▶ INSTRUCTIONS FOR THE TASK
Pull out all lines from the listing below in which the word "name" appears.

Data entries for graphics
☆ ☆ ☆ ☆

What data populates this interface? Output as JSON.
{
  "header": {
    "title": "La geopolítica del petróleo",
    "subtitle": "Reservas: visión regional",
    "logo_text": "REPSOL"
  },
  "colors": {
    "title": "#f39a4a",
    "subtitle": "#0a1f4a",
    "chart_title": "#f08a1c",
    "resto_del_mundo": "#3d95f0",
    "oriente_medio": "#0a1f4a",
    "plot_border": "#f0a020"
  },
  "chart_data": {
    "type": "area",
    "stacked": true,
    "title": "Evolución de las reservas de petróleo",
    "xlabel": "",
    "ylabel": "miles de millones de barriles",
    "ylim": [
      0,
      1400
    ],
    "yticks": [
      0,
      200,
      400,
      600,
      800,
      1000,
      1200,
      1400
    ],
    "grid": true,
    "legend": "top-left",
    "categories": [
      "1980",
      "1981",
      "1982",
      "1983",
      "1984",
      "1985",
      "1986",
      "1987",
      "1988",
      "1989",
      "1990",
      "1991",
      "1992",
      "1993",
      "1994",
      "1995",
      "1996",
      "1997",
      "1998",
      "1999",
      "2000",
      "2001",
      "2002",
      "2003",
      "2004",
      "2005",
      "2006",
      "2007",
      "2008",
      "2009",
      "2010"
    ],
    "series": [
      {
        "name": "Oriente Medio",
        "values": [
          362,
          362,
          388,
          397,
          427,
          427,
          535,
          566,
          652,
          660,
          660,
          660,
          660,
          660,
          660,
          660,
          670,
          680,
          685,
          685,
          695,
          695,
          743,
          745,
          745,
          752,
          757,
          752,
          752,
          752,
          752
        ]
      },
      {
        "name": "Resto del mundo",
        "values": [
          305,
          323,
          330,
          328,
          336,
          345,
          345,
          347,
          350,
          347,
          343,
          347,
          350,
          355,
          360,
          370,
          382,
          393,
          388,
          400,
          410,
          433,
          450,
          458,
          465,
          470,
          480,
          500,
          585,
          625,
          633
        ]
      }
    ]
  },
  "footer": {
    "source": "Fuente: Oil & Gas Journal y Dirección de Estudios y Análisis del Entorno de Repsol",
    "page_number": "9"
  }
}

☆ ☆ ☆ ☆

▶ RESULT BELOW
        "name": "Oriente Medio",
        "name": "Resto del mundo",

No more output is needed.